--- Task brief ---
All of the entries need to be written out again, exactly as they are.

--- Input records ---
========================
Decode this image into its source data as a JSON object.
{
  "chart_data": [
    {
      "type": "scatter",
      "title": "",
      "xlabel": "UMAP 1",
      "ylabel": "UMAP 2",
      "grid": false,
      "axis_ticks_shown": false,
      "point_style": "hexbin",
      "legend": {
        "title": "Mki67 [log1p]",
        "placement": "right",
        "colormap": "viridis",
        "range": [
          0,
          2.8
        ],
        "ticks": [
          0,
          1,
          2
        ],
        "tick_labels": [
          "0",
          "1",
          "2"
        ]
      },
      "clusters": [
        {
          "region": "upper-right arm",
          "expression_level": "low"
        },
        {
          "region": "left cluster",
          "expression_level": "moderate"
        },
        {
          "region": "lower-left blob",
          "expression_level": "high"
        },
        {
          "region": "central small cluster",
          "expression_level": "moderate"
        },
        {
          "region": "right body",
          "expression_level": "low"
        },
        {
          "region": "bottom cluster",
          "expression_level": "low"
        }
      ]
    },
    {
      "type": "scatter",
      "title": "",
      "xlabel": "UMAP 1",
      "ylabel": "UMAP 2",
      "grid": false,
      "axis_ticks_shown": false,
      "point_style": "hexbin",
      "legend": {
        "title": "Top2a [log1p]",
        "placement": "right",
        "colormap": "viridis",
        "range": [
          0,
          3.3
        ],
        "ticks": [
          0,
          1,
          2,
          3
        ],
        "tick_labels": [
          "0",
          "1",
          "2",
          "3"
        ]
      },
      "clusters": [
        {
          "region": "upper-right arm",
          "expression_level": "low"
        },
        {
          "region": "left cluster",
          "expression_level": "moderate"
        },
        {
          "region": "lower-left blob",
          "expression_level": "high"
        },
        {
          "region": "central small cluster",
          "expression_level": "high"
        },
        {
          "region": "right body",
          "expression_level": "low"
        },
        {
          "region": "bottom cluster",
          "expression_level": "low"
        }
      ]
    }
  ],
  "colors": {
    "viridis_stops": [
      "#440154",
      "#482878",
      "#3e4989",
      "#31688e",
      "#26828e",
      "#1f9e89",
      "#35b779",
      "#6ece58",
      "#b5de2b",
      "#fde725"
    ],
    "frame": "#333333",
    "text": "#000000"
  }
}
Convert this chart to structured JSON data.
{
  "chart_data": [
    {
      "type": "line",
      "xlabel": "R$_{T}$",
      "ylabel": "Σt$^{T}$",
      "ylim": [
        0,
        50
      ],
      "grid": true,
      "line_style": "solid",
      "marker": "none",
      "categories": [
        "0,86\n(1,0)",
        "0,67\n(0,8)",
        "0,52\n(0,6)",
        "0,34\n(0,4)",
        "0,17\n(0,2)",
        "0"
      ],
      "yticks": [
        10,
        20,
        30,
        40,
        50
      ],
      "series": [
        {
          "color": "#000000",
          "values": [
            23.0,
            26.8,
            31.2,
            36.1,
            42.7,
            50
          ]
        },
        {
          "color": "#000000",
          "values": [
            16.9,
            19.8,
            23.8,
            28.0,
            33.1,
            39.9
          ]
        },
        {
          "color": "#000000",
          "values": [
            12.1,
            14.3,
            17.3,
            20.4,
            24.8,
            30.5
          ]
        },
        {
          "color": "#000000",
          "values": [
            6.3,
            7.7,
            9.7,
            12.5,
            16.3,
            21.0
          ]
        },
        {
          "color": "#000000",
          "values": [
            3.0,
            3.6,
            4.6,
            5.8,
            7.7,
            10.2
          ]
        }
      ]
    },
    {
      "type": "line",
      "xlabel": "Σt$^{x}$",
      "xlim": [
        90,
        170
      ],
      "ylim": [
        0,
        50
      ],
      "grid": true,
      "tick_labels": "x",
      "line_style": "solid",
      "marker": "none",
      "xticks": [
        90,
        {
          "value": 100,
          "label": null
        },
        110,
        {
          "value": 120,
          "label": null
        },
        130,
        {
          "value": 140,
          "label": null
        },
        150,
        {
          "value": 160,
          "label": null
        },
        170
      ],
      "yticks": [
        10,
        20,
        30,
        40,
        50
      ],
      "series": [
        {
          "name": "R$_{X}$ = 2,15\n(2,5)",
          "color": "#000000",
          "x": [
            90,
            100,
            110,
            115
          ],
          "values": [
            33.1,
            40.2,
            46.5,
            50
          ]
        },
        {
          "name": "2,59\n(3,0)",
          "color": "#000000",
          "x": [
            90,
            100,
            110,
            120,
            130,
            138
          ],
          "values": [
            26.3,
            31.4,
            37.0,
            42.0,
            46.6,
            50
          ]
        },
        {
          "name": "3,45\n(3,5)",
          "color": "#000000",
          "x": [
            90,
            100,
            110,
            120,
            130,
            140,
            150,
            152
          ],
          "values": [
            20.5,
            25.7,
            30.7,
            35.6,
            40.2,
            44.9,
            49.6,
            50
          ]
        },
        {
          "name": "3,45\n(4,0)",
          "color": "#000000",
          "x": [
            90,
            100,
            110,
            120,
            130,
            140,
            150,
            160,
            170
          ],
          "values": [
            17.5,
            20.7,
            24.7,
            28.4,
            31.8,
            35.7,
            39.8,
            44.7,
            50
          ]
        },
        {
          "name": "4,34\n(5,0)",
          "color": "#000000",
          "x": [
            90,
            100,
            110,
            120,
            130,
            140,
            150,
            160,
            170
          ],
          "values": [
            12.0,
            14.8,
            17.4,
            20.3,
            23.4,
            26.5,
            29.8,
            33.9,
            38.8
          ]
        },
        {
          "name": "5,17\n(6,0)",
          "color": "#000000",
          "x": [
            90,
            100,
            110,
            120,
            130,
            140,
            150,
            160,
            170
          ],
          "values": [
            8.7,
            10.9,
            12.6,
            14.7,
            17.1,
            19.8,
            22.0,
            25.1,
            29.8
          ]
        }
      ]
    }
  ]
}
========================
--- Written reply ---
Decode this image into its source data as a JSON object.
{
  "chart_data": [
    {
      "type": "scatter",
      "title": "",
      "xlabel": "UMAP 1",
      "ylabel": "UMAP 2",
      "grid": false,
      "axis_ticks_shown": false,
      "point_style": "hexbin",
      "legend": {
        "title": "Mki67 [log1p]",
        "placement": "right",
        "colormap": "viridis",
        "range": [
          0,
          2.8
        ],
        "ticks": [
          0,
          1,
          2
        ],
        "tick_labels": [
          "0",
          "1",
          "2"
        ]
      },
      "clusters": [
        {
          "region": "upper-right arm",
          "expression_level": "low"
        },
        {
          "region": "left cluster",
          "expression_level": "moderate"
        },
        {
          "region": "lower-left blob",
          "expression_level": "high"
        },
        {
          "region": "central small cluster",
          "expression_level": "moderate"
        },
        {
          "region": "right body",
          "expression_level": "low"
        },
        {
          "region": "bottom cluster",
          "expression_level": "low"
        }
      ]
    },
    {
      "type": "scatter",
      "title": "",
      "xlabel": "UMAP 1",
      "ylabel": "UMAP 2",
      "grid": false,
      "axis_ticks_shown": false,
      "point_style": "hexbin",
      "legend": {
        "title": "Top2a [log1p]",
        "placement": "right",
        "colormap": "viridis",
        "range": [
          0,
          3.3
        ],
        "ticks": [
          0,
          1,
          2,
          3
        ],
        "tick_labels": [
          "0",
          "1",
          "2",
          "3"
        ]
      },
      "clusters": [
        {
          "region": "upper-right arm",
          "expression_level": "low"
        },
        {
          "region": "left cluster",
          "expression_level": "moderate"
        },
        {
          "region": "lower-left blob",
          "expression_level": "high"
        },
        {
          "region": "central small cluster",
          "expression_level": "high"
        },
        {
          "region": "right body",
          "expression_level": "low"
        },
        {
          "region": "bottom cluster",
          "expression_level": "low"
        }
      ]
    }
  ],
  "colors": {
    "viridis_stops": [
      "#440154",
      "#482878",
      "#3e4989",
      "#31688e",
      "#26828e",
      "#1f9e89",
      "#35b779",
      "#6ece58",
      "#b5de2b",
      "#fde725"
    ],
    "frame": "#333333",
    "text": "#000000"
  }
}
Convert this chart to structured JSON data.
{
  "chart_data": [
    {
      "type": "line",
      "xlabel": "R$_{T}$",
      "ylabel": "Σt$^{T}$",
      "ylim": [
        0,
        50
      ],
      "grid": true,
      "line_style": "solid",
      "marker": "none",
      "categories": [
        "0,86\n(1,0)",
        "0,67\n(0,8)",
        "0,52\n(0,6)",
        "0,34\n(0,4)",
        "0,17\n(0,2)",
        "0"
      ],
      "yticks": [
        10,
        20,
        30,
        40,
        50
      ],
      "series": [
        {
          "color": "#000000",
          "values": [
            23.0,
            26.8,
            31.2,
            36.1,
            42.7,
            50
          ]
        },
        {
          "color": "#000000",
          "values": [
            16.9,
            19.8,
            23.8,
            28.0,
            33.1,
            39.9
          ]
        },
        {
          "color": "#000000",
          "values": [
            12.1,
            14.3,
            17.3,
            20.4,
            24.8,
            30.5
          ]
        },
        {
          "color": "#000000",
          "values": [
            6.3,
            7.7,
            9.7,
            12.5,
            16.3,
            21.0
          ]
        },
        {
          "color": "#000000",
          "values": [
            3.0,
            3.6,
            4.6,
            5.8,
            7.7,
            10.2
          ]
        }
      ]
    },
    {
      "type": "line",
      "xlabel": "Σt$^{x}$",
      "xlim": [
        90,
        170
      ],
      "ylim": [
        0,
        50
      ],
      "grid": true,
      "tick_labels": "x",
      "line_style": "solid",
      "marker": "none",
      "xticks": [
        90,
        {
          "value": 100,
          "label": null
        },
        110,
        {
          "value": 120,
          "label": null
        },
        130,
        {
          "value": 140,
          "label": null
        },
        150,
        {
          "value": 160,
          "label": null
        },
        170
      ],
      "yticks": [
        10,
        20,
        30,
        40,
        50
      ],
      "series": [
        {
          "name": "R$_{X}$ = 2,15\n(2,5)",
          "color": "#000000",
          "x": [
            90,
            100,
            110,
            115
          ],
          "values": [
            33.1,
            40.2,
            46.5,
            50
          ]
        },
        {
          "name": "2,59\n(3,0)",
          "color": "#000000",
          "x": [
            90,
            100,
            110,
            120,
            130,
            138
          ],
          "values": [
            26.3,
            31.4,
            37.0,
            42.0,
            46.6,
            50
          ]
        },
        {
          "name": "3,45\n(3,5)",
          "color": "#000000",
          "x": [
            90,
            100,
            110,
            120,
            130,
            140,
            150,
            152
          ],
          "values": [
            20.5,
            25.7,
            30.7,
            35.6,
            40.2,
            44.9,
            49.6,
            50
          ]
        },
        {
          "name": "3,45\n(4,0)",
          "color": "#000000",
          "x": [
            90,
            100,
            110,
            120,
            130,
            140,
            150,
            160,
            170
          ],
          "values": [
            17.5,
            20.7,
            24.7,
            28.4,
            31.8,
            35.7,
            39.8,
            44.7,
            50
          ]
        },
        {
          "name": "4,34\n(5,0)",
          "color": "#000000",
          "x": [
            90,
            100,
            110,
            120,
            130,
            140,
            150,
            160,
            170
          ],
          "values": [
            12.0,
            14.8,
            17.4,
            20.3,
            23.4,
            26.5,
            29.8,
            33.9,
            38.8
          ]
        },
        {
          "name": "5,17\n(6,0)",
          "color": "#000000",
          "x": [
            90,
            100,
            110,
            120,
            130,
            140,
            150,
            160,
            170
          ],
          "values": [
            8.7,
            10.9,
            12.6,
            14.7,
            17.1,
            19.8,
            22.0,
            25.1,
            29.8
          ]
        }
      ]
    }
  ]
}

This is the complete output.